[Start of PROVIDED DATA]

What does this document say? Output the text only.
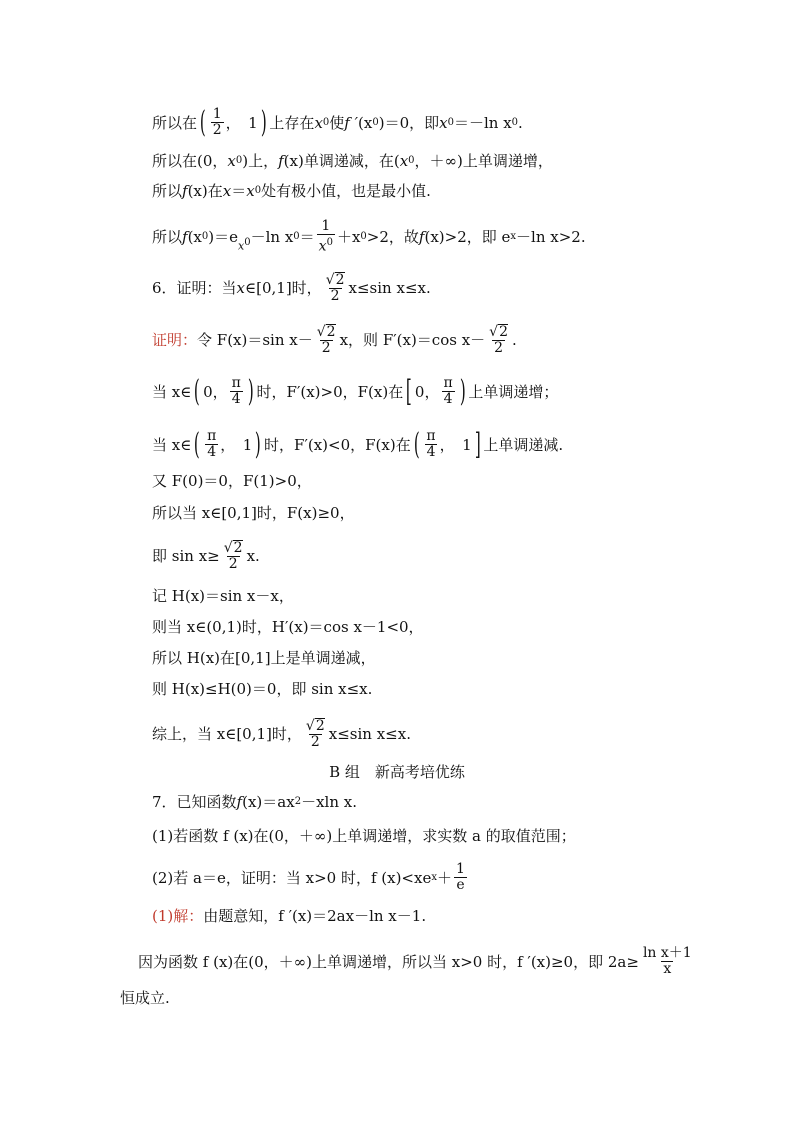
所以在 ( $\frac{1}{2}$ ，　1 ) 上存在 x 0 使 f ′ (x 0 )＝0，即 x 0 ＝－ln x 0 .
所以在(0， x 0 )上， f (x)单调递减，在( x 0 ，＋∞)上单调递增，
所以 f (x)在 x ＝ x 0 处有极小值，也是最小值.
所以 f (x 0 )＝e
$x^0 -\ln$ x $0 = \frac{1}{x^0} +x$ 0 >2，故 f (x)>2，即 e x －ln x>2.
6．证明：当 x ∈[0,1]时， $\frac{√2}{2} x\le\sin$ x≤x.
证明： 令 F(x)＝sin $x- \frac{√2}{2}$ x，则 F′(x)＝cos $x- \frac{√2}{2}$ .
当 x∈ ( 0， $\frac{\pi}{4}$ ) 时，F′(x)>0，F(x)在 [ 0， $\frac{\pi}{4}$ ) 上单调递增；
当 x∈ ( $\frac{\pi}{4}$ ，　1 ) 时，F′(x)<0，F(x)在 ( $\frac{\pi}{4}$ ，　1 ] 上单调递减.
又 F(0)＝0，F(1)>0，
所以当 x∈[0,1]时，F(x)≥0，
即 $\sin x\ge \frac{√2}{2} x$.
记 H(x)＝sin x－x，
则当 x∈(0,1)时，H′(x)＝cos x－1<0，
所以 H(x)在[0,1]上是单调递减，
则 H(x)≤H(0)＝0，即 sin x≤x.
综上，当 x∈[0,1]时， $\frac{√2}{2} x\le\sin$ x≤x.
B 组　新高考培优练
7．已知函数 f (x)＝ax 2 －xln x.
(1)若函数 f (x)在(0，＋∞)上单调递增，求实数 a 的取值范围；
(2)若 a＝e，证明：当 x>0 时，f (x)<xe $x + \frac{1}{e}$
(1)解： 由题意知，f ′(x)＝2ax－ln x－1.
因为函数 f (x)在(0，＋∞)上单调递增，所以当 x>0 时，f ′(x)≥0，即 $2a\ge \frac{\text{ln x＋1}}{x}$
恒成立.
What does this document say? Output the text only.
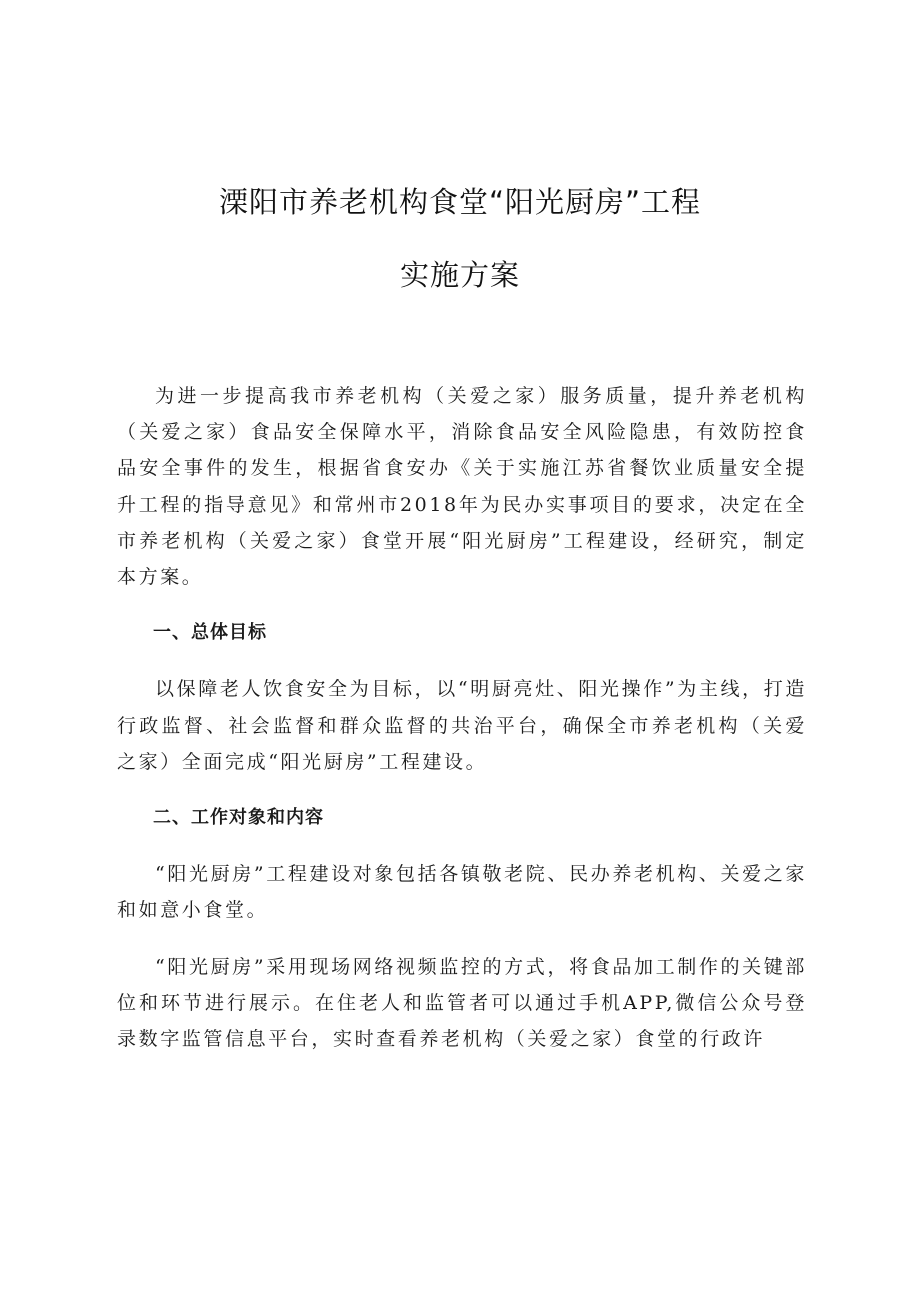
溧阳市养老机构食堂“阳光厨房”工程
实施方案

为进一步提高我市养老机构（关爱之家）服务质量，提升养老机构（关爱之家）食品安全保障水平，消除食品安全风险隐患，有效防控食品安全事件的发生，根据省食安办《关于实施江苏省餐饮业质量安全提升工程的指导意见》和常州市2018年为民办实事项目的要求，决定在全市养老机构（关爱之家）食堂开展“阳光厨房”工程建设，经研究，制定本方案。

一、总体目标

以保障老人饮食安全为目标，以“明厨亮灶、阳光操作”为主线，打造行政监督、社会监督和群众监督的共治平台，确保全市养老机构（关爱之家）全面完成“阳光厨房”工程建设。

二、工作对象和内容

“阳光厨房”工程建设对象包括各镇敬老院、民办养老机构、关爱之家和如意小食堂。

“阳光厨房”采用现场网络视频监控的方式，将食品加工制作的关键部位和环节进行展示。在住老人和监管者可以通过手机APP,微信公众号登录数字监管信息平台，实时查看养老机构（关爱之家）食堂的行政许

[End of PROVIDED DATA]

STATED EXERCISE » Transcribe all of the material exactly, leaving out whatever pictures it contains.

ANSWER FOR THIS EXERCISE »
What does this document say? Output the text only.
所以在 ( $\frac{1}{2}$ ，　1 ) 上存在 x 0 使 f ′ (x 0 )＝0，即 x 0 ＝－ln x 0 .
所以在(0， x 0 )上， f (x)单调递减，在( x 0 ，＋∞)上单调递增，
所以 f (x)在 x ＝ x 0 处有极小值，也是最小值.
所以 f (x 0 )＝e
$x^0 -\ln$ x $0 = \frac{1}{x^0} +x$ 0 >2，故 f (x)>2，即 e x －ln x>2.
6．证明：当 x ∈[0,1]时， $\frac{√2}{2} x\le\sin$ x≤x.
证明： 令 F(x)＝sin $x- \frac{√2}{2}$ x，则 F′(x)＝cos $x- \frac{√2}{2}$ .
当 x∈ ( 0， $\frac{\pi}{4}$ ) 时，F′(x)>0，F(x)在 [ 0， $\frac{\pi}{4}$ ) 上单调递增；
当 x∈ ( $\frac{\pi}{4}$ ，　1 ) 时，F′(x)<0，F(x)在 ( $\frac{\pi}{4}$ ，　1 ] 上单调递减.
又 F(0)＝0，F(1)>0，
所以当 x∈[0,1]时，F(x)≥0，
即 $\sin x\ge \frac{√2}{2} x$.
记 H(x)＝sin x－x，
则当 x∈(0,1)时，H′(x)＝cos x－1<0，
所以 H(x)在[0,1]上是单调递减，
则 H(x)≤H(0)＝0，即 sin x≤x.
综上，当 x∈[0,1]时， $\frac{√2}{2} x\le\sin$ x≤x.
B 组　新高考培优练
7．已知函数 f (x)＝ax 2 －xln x.
(1)若函数 f (x)在(0，＋∞)上单调递增，求实数 a 的取值范围；
(2)若 a＝e，证明：当 x>0 时，f (x)<xe $x + \frac{1}{e}$
(1)解： 由题意知，f ′(x)＝2ax－ln x－1.
因为函数 f (x)在(0，＋∞)上单调递增，所以当 x>0 时，f ′(x)≥0，即 $2a\ge \frac{\text{ln x＋1}}{x}$
恒成立.
What does this document say? Output the text only.
溧阳市养老机构食堂“阳光厨房”工程
实施方案

为进一步提高我市养老机构（关爱之家）服务质量，提升养老机构（关爱之家）食品安全保障水平，消除食品安全风险隐患，有效防控食品安全事件的发生，根据省食安办《关于实施江苏省餐饮业质量安全提升工程的指导意见》和常州市2018年为民办实事项目的要求，决定在全市养老机构（关爱之家）食堂开展“阳光厨房”工程建设，经研究，制定本方案。

一、总体目标

以保障老人饮食安全为目标，以“明厨亮灶、阳光操作”为主线，打造行政监督、社会监督和群众监督的共治平台，确保全市养老机构（关爱之家）全面完成“阳光厨房”工程建设。

二、工作对象和内容

“阳光厨房”工程建设对象包括各镇敬老院、民办养老机构、关爱之家和如意小食堂。

“阳光厨房”采用现场网络视频监控的方式，将食品加工制作的关键部位和环节进行展示。在住老人和监管者可以通过手机APP,微信公众号登录数字监管信息平台，实时查看养老机构（关爱之家）食堂的行政许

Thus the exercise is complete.